▶ _What to work on_:
Count the lines containing "JSON" in the entries underneath, and state that count without anything else.
─── Dataset ───
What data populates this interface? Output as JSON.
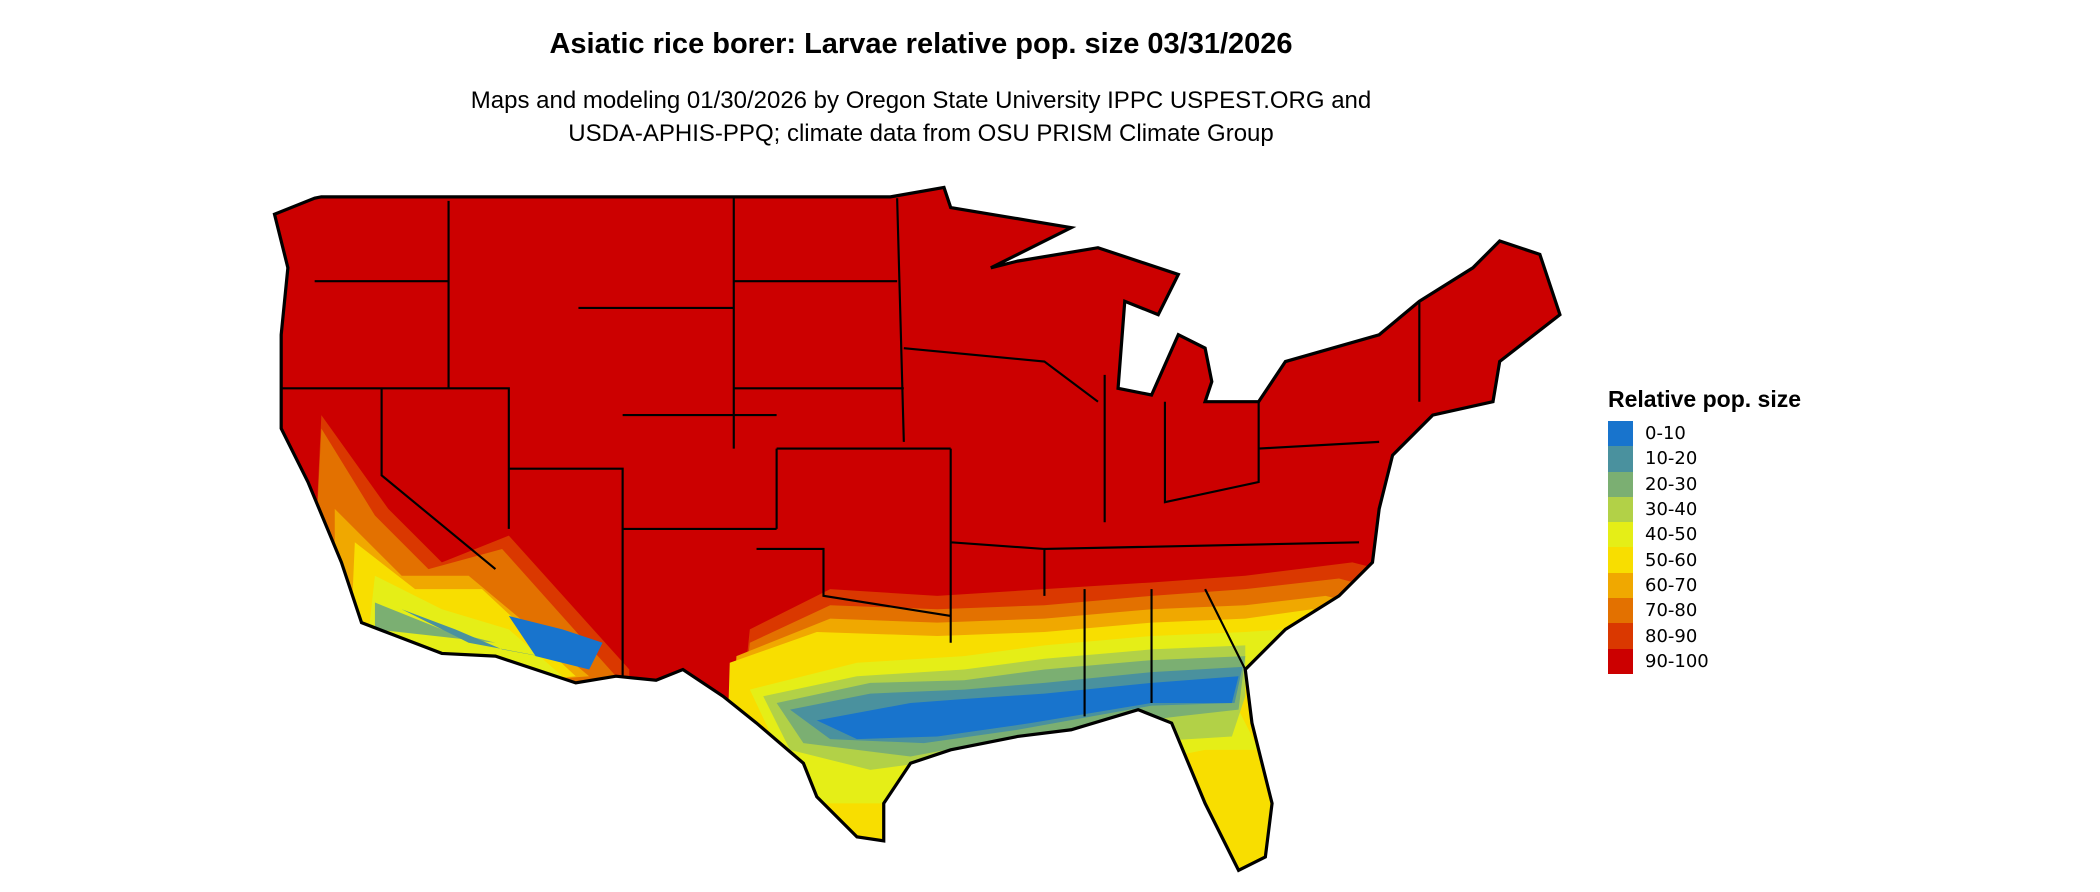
{
  "title": "Asiatic rice borer: Larvae relative pop. size 03/31/2026",
  "subtitle_lines": [
    "Maps and modeling 01/30/2026 by Oregon State University IPPC USPEST.ORG and",
    "USDA-APHIS-PPQ; climate data from OSU PRISM Climate Group"
  ],
  "legend": {
    "title": "Relative pop. size",
    "items": [
      {
        "label": "0-10",
        "color": "#1874CD"
      },
      {
        "label": "10-20",
        "color": "#4A919E"
      },
      {
        "label": "20-30",
        "color": "#7BAF72"
      },
      {
        "label": "30-40",
        "color": "#B2D147"
      },
      {
        "label": "40-50",
        "color": "#E5EE17"
      },
      {
        "label": "50-60",
        "color": "#F8DE00"
      },
      {
        "label": "60-70",
        "color": "#F0A800"
      },
      {
        "label": "70-80",
        "color": "#E37100"
      },
      {
        "label": "80-90",
        "color": "#DA3800"
      },
      {
        "label": "90-100",
        "color": "#CC0000"
      }
    ]
  },
  "chart_data": {
    "type": "heatmap",
    "title": "Asiatic rice borer: Larvae relative pop. size 03/31/2026",
    "region": "Contiguous United States",
    "legend_placement": "right",
    "dominant_class": "90-100",
    "southern_gradient": [
      "70-80",
      "60-70",
      "50-60",
      "40-50",
      "30-40",
      "20-30",
      "10-20",
      "0-10"
    ]
  }
}
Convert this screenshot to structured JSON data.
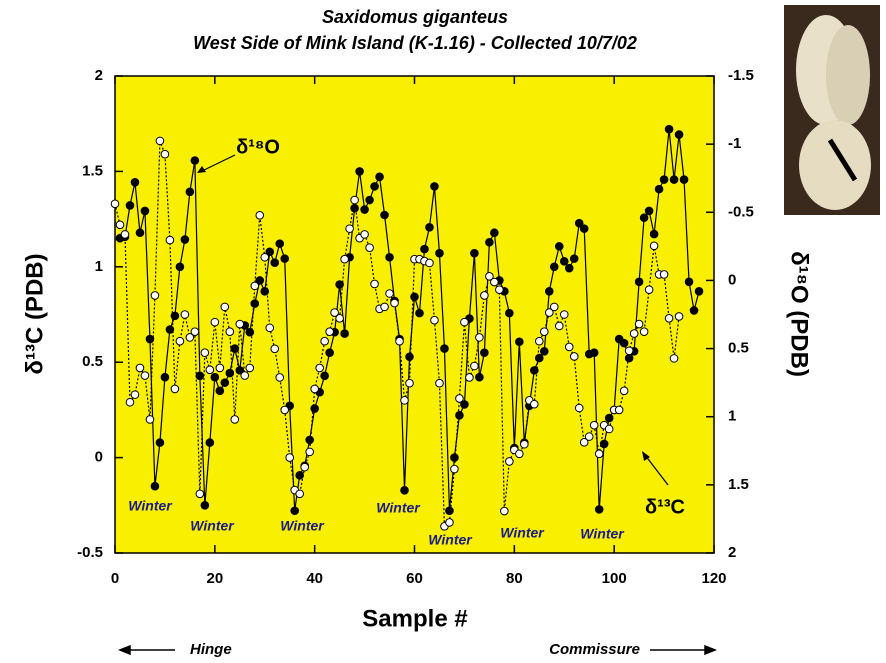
{
  "chart_data": {
    "type": "line",
    "title": "Saxidomus giganteus",
    "subtitle": "West Side of Mink Island (K-1.16) - Collected 10/7/02",
    "xlabel": "Sample #",
    "ylabel": "δ¹³C (PDB)",
    "y2label": "δ¹⁸O (PDB)",
    "xlim": [
      0,
      120
    ],
    "xticks": [
      0,
      20,
      40,
      60,
      80,
      100,
      120
    ],
    "ylim": [
      -0.5,
      2
    ],
    "yticks": [
      -0.5,
      0,
      0.5,
      1,
      1.5,
      2
    ],
    "y2lim": [
      2,
      -1.5
    ],
    "y2ticks": [
      -1.5,
      -1,
      -0.5,
      0,
      0.5,
      1,
      1.5,
      2
    ],
    "background": "#f8f000",
    "series": [
      {
        "name": "δ¹⁸O",
        "axis": "y2",
        "color": "#000000",
        "marker": "filled",
        "dash": "solid",
        "x": [
          1,
          2,
          3,
          4,
          5,
          6,
          7,
          8,
          9,
          10,
          11,
          12,
          13,
          14,
          15,
          16,
          17,
          18,
          19,
          20,
          21,
          22,
          23,
          24,
          25,
          26,
          27,
          28,
          29,
          30,
          31,
          32,
          33,
          34,
          35,
          36,
          37,
          38,
          39,
          40,
          41,
          42,
          43,
          44,
          45,
          46,
          47,
          48,
          49,
          50,
          51,
          52,
          53,
          54,
          55,
          56,
          57,
          58,
          59,
          60,
          61,
          62,
          63,
          64,
          65,
          66,
          67,
          68,
          69,
          70,
          71,
          72,
          73,
          74,
          75,
          76,
          77,
          78,
          79,
          80,
          81,
          82,
          83,
          84,
          85,
          86,
          87,
          88,
          89,
          90,
          91,
          92,
          93,
          94,
          95,
          96,
          97,
          98,
          99,
          100,
          101,
          102,
          103,
          104,
          105,
          106,
          107,
          108,
          109,
          110,
          111,
          112,
          113,
          114,
          115,
          116,
          117
        ],
        "values": [
          -0.31,
          -0.32,
          -0.55,
          -0.72,
          -0.35,
          -0.51,
          0.43,
          1.51,
          1.19,
          0.71,
          0.36,
          0.26,
          -0.1,
          -0.3,
          -0.65,
          -0.88,
          0.7,
          1.65,
          1.19,
          0.71,
          0.81,
          0.75,
          0.68,
          0.5,
          0.66,
          0.33,
          0.38,
          0.17,
          0.0,
          0.08,
          -0.21,
          -0.13,
          -0.27,
          -0.16,
          0.92,
          1.69,
          1.43,
          1.36,
          1.17,
          0.94,
          0.82,
          0.7,
          0.53,
          0.38,
          0.03,
          0.39,
          -0.17,
          -0.53,
          -0.8,
          -0.52,
          -0.59,
          -0.69,
          -0.76,
          -0.48,
          -0.17,
          0.15,
          0.43,
          1.54,
          0.56,
          0.12,
          0.24,
          -0.23,
          -0.39,
          -0.69,
          -0.2,
          0.5,
          1.69,
          1.3,
          0.99,
          0.91,
          0.28,
          -0.2,
          0.71,
          0.53,
          -0.28,
          -0.35,
          0.0,
          0.08,
          0.24,
          1.23,
          0.45,
          1.19,
          0.92,
          0.66,
          0.57,
          0.52,
          0.08,
          -0.1,
          -0.25,
          -0.14,
          -0.09,
          -0.16,
          -0.42,
          -0.38,
          0.54,
          0.53,
          1.68,
          1.2,
          1.01,
          0.95,
          0.43,
          0.46,
          0.57,
          0.52,
          0.01,
          -0.46,
          -0.51,
          -0.34,
          -0.67,
          -0.74,
          -1.11,
          -0.74,
          -1.07,
          -0.74,
          0.01,
          0.22,
          0.08
        ]
      },
      {
        "name": "δ¹³C",
        "axis": "y",
        "color": "#000000",
        "marker": "open",
        "dash": "dotted",
        "x": [
          0,
          1,
          2,
          3,
          4,
          5,
          6,
          7,
          8,
          9,
          10,
          11,
          12,
          13,
          14,
          15,
          16,
          17,
          18,
          19,
          20,
          21,
          22,
          23,
          24,
          25,
          26,
          27,
          28,
          29,
          30,
          31,
          32,
          33,
          34,
          35,
          36,
          37,
          38,
          39,
          40,
          41,
          42,
          43,
          44,
          45,
          46,
          47,
          48,
          49,
          50,
          51,
          52,
          53,
          54,
          55,
          56,
          57,
          58,
          59,
          60,
          61,
          62,
          63,
          64,
          65,
          66,
          67,
          68,
          69,
          70,
          71,
          72,
          73,
          74,
          75,
          76,
          77,
          78,
          79,
          80,
          81,
          82,
          83,
          84,
          85,
          86,
          87,
          88,
          89,
          90,
          91,
          92,
          93,
          94,
          95,
          96,
          97,
          98,
          99,
          100,
          101,
          102,
          103,
          104,
          105,
          106,
          107,
          108,
          109,
          110,
          111,
          112,
          113
        ],
        "values": [
          1.33,
          1.22,
          1.17,
          0.29,
          0.33,
          0.47,
          0.43,
          0.2,
          0.85,
          1.66,
          1.59,
          1.14,
          0.36,
          0.61,
          0.75,
          0.63,
          0.66,
          -0.19,
          0.55,
          0.46,
          0.71,
          0.47,
          0.79,
          0.66,
          0.2,
          0.7,
          0.43,
          0.47,
          0.9,
          1.27,
          1.05,
          0.68,
          0.57,
          0.42,
          0.25,
          0.0,
          -0.17,
          -0.19,
          -0.05,
          0.03,
          0.36,
          0.47,
          0.61,
          0.66,
          0.76,
          0.73,
          1.04,
          1.2,
          1.35,
          1.15,
          1.17,
          1.1,
          0.91,
          0.78,
          0.79,
          0.86,
          0.81,
          0.61,
          0.3,
          0.39,
          1.04,
          1.04,
          1.03,
          1.02,
          0.72,
          0.39,
          -0.36,
          -0.34,
          -0.06,
          0.31,
          0.71,
          0.42,
          0.48,
          0.63,
          0.85,
          0.95,
          0.92,
          0.88,
          -0.28,
          -0.02,
          0.04,
          0.02,
          0.07,
          0.3,
          0.28,
          0.61,
          0.66,
          0.76,
          0.79,
          0.69,
          0.75,
          0.58,
          0.53,
          0.26,
          0.08,
          0.11,
          0.17,
          0.02,
          0.17,
          0.15,
          0.25,
          0.25,
          0.35,
          0.56,
          0.65,
          0.7,
          0.66,
          0.88,
          1.11,
          0.96,
          0.96,
          0.73,
          0.52,
          0.74
        ]
      }
    ],
    "annotations": [
      "Winter",
      "Winter",
      "Winter",
      "Winter",
      "Winter",
      "Winter",
      "Winter"
    ],
    "series_labels": [
      "δ¹⁸O",
      "δ¹³C"
    ],
    "footer": {
      "left": "Hinge",
      "right": "Commissure"
    }
  }
}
───
▶ _Answer_:
2